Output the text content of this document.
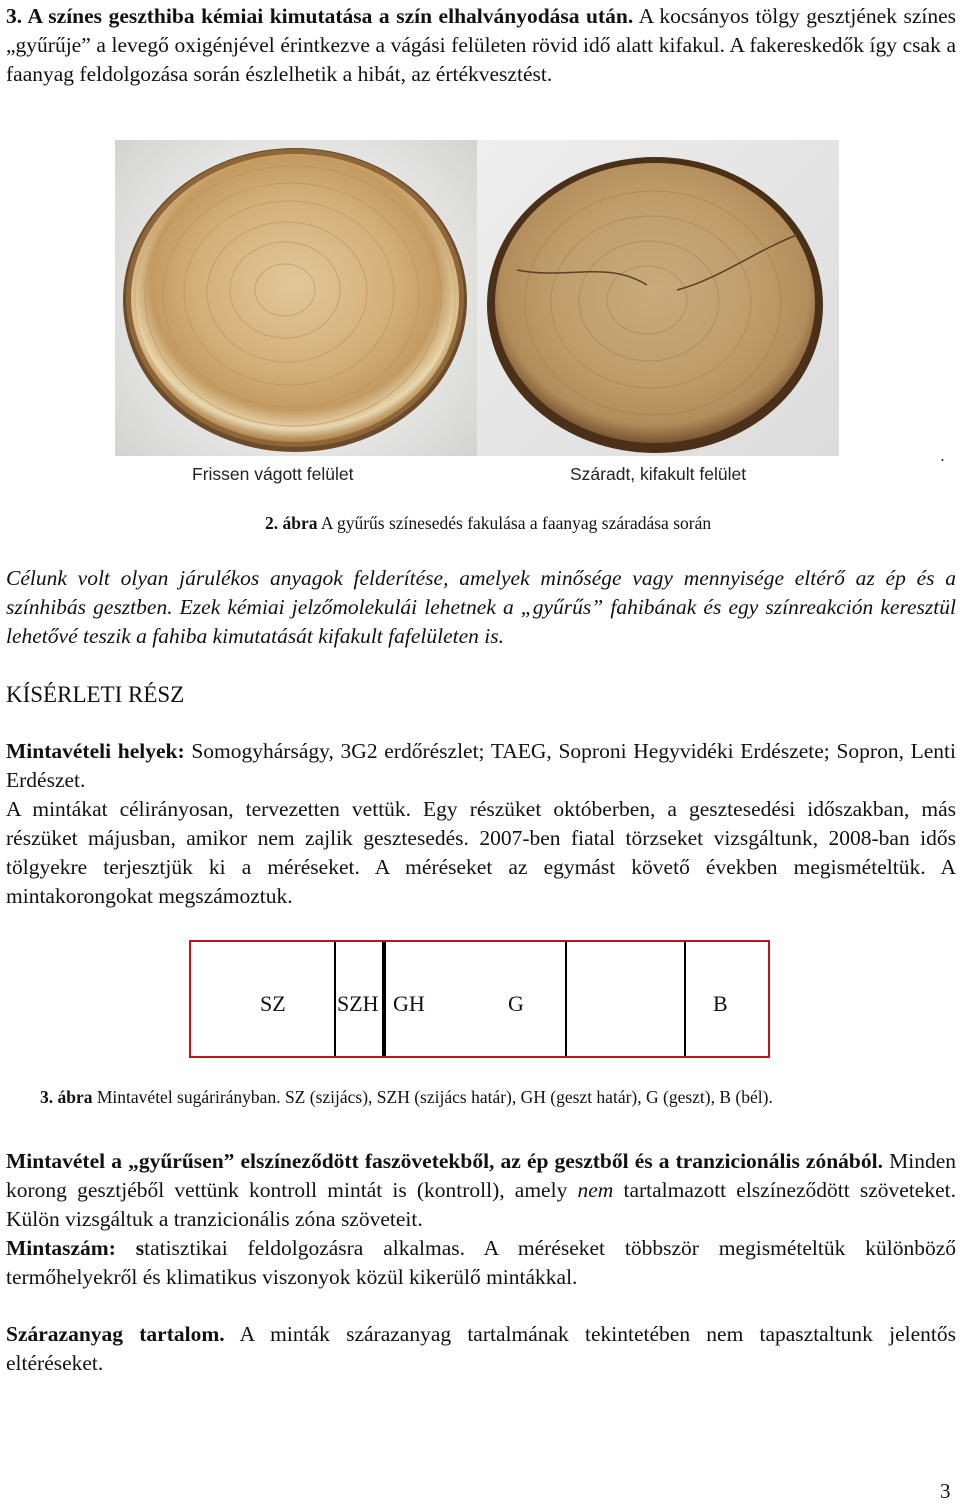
3. A színes geszthiba kémiai kimutatása a szín elhalványodása után. A kocsányos tölgy gesztjének színes „gyűrűje” a levegő oxigénjével érintkezve a vágási felületen rövid idő alatt kifakul. A fakereskedők így csak a faanyag feldolgozása során észlelhetik a hibát, az értékvesztést.
Frissen vágott felület	Száradt, kifakult felület
.
2. ábra A gyűrűs színesedés fakulása a faanyag száradása során
Célunk volt olyan járulékos anyagok felderítése, amelyek minősége vagy mennyisége eltérő az ép és a színhibás gesztben. Ezek kémiai jelzőmolekulái lehetnek a „gyűrűs” fahibának és egy színreakción keresztül lehetővé teszik a fahiba kimutatását kifakult fafelületen is.
KÍSÉRLETI RÉSZ
Mintavételi helyek: Somogyhárságy, 3G2 erdőrészlet; TAEG, Soproni Hegyvidéki Erdészete; Sopron, Lenti Erdészet.
A mintákat célirányosan, tervezetten vettük. Egy részüket októberben, a gesztesedési időszakban, más részüket májusban, amikor nem zajlik gesztesedés. 2007-ben fiatal törzseket vizsgáltunk, 2008-ban idős tölgyekre terjesztjük ki a méréseket. A méréseket az egymást követő években megismételtük. A mintakorongokat megszámoztuk.
SZ SZH GH	G	B
3. ábra Mintavétel sugárirányban. SZ (szijács), SZH (szijács határ), GH (geszt határ), G (geszt), B (bél).
Mintavétel a „gyűrűsen” elszíneződött faszövetekből, az ép gesztből és a tranzicionális zónából. Minden korong gesztjéből vettünk kontroll mintát is (kontroll), amely nem tartalmazott elszíneződött szöveteket. Külön vizsgáltuk a tranzicionális zóna szöveteit.
Mintaszám: statisztikai feldolgozásra alkalmas. A méréseket többször megismételtük különböző termőhelyekről és klimatikus viszonyok közül kikerülő mintákkal.
Szárazanyag tartalom. A minták szárazanyag tartalmának tekintetében nem tapasztaltunk jelentős eltéréseket.
3
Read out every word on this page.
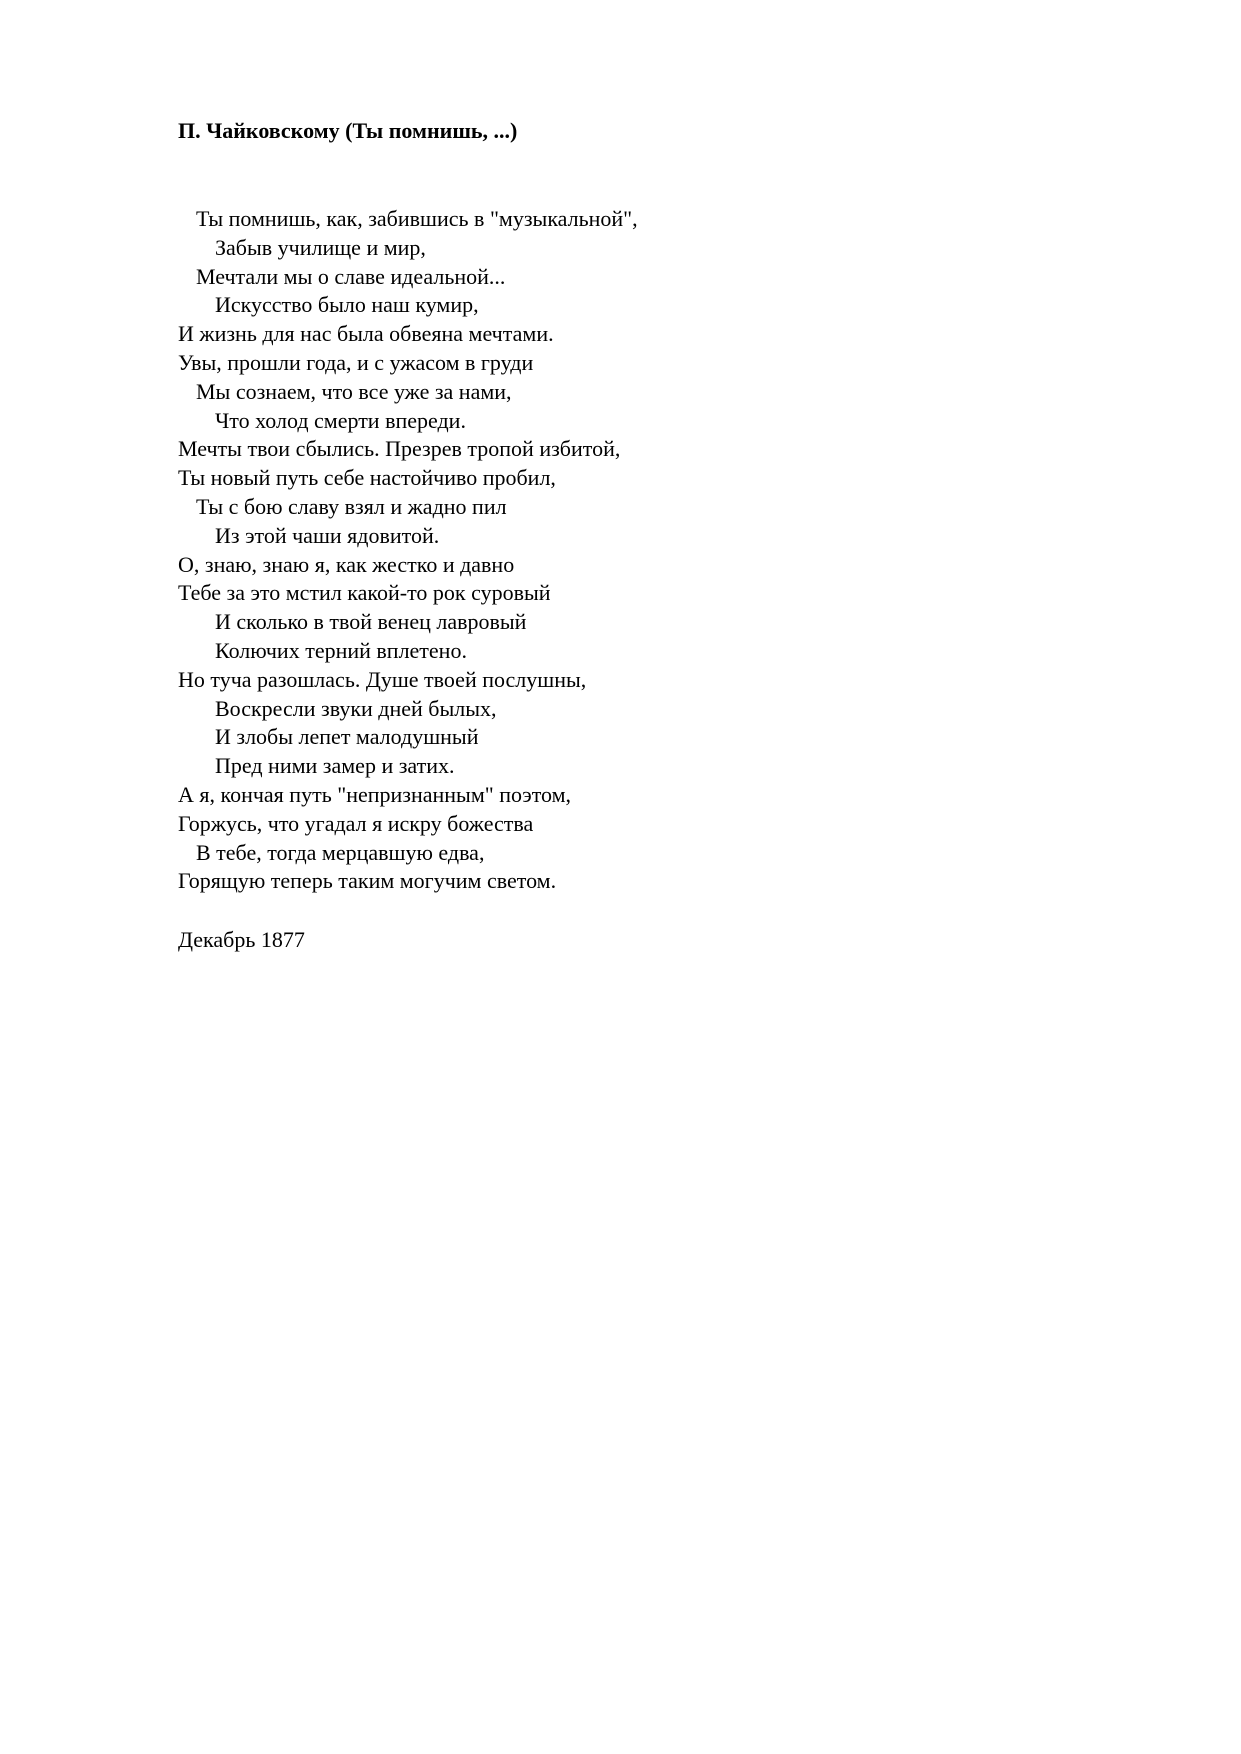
П. Чайковскому (Ты помнишь, ...)
Ты помнишь, как, забившись в "музыкальной",
Забыв училище и мир,
Мечтали мы о славе идеальной...
Искусство было наш кумир,
И жизнь для нас была обвеяна мечтами.
Увы, прошли года, и с ужасом в груди
Мы сознаем, что все уже за нами,
Что холод смерти впереди.
Мечты твои сбылись. Презрев тропой избитой,
Ты новый путь себе настойчиво пробил,
Ты с бою славу взял и жадно пил
Из этой чаши ядовитой.
О, знаю, знаю я, как жестко и давно
Тебе за это мстил какой-то рок суровый
И сколько в твой венец лавровый
Колючих терний вплетено.
Но туча разошлась. Душе твоей послушны,
Воскресли звуки дней былых,
И злобы лепет малодушный
Пред ними замер и затих.
А я, кончая путь "непризнанным" поэтом,
Горжусь, что угадал я искру божества
В тебе, тогда мерцавшую едва,
Горящую теперь таким могучим светом.
Декабрь 1877
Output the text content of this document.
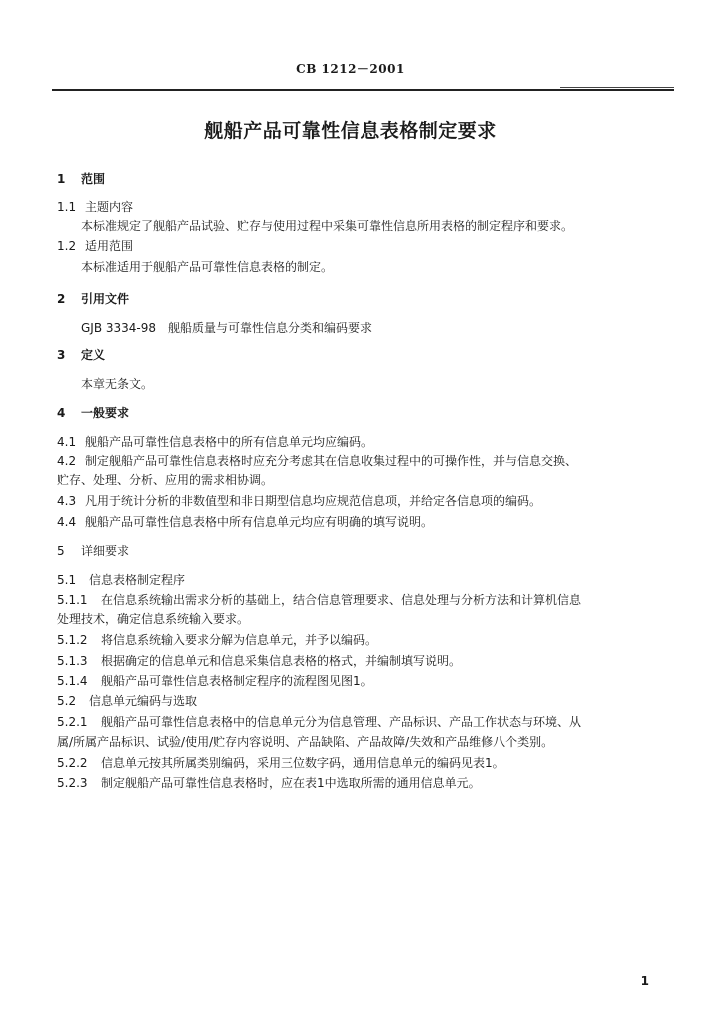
CB 1212－2001
舰船产品可靠性信息表格制定要求
1 范围
1.1 主题内容
本标准规定了舰船产品试验、贮存与使用过程中采集可靠性信息所用表格的制定程序和要求。
1.2 适用范围
本标准适用于舰船产品可靠性信息表格的制定。
2 引用文件
GJB 3334-98　舰船质量与可靠性信息分类和编码要求
3 定义
本章无条文。
4 一般要求
4.1 舰船产品可靠性信息表格中的所有信息单元均应编码。
4.2 制定舰船产品可靠性信息表格时应充分考虑其在信息收集过程中的可操作性，并与信息交换、
贮存、处理、分析、应用的需求相协调。
4.3 凡用于统计分析的非数值型和非日期型信息均应规范信息项，并给定各信息项的编码。
4.4 舰船产品可靠性信息表格中所有信息单元均应有明确的填写说明。
5 详细要求
5.1 信息表格制定程序
5.1.1 在信息系统输出需求分析的基础上，结合信息管理要求、信息处理与分析方法和计算机信息
处理技术，确定信息系统输入要求。
5.1.2 将信息系统输入要求分解为信息单元，并予以编码。
5.1.3 根据确定的信息单元和信息采集信息表格的格式，并编制填写说明。
5.1.4 舰船产品可靠性信息表格制定程序的流程图见图1。
5.2 信息单元编码与选取
5.2.1 舰船产品可靠性信息表格中的信息单元分为信息管理、产品标识、产品工作状态与环境、从
属/所属产品标识、试验/使用/贮存内容说明、产品缺陷、产品故障/失效和产品维修八个类别。
5.2.2 信息单元按其所属类别编码，采用三位数字码，通用信息单元的编码见表1。
5.2.3 制定舰船产品可靠性信息表格时，应在表1中选取所需的通用信息单元。
1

The exercise: Show the lines of the data that hold the word "kémiai".

Task solution:
3. A színes geszthiba kémiai kimutatása a szín elhalványodása után. A kocsányos tölgy gesztjének színes „gyűrűje” a levegő oxigénjével érintkezve a vágási felületen rövid idő alatt kifakul. A fakereskedők így csak a faanyag feldolgozása során észlelhetik a hibát, az értékvesztést.
Célunk volt olyan járulékos anyagok felderítése, amelyek minősége vagy mennyisége eltérő az ép és a színhibás gesztben. Ezek kémiai jelzőmolekulái lehetnek a „gyűrűs” fahibának és egy színreakción keresztül lehetővé teszik a fahiba kimutatását kifakult fafelületen is.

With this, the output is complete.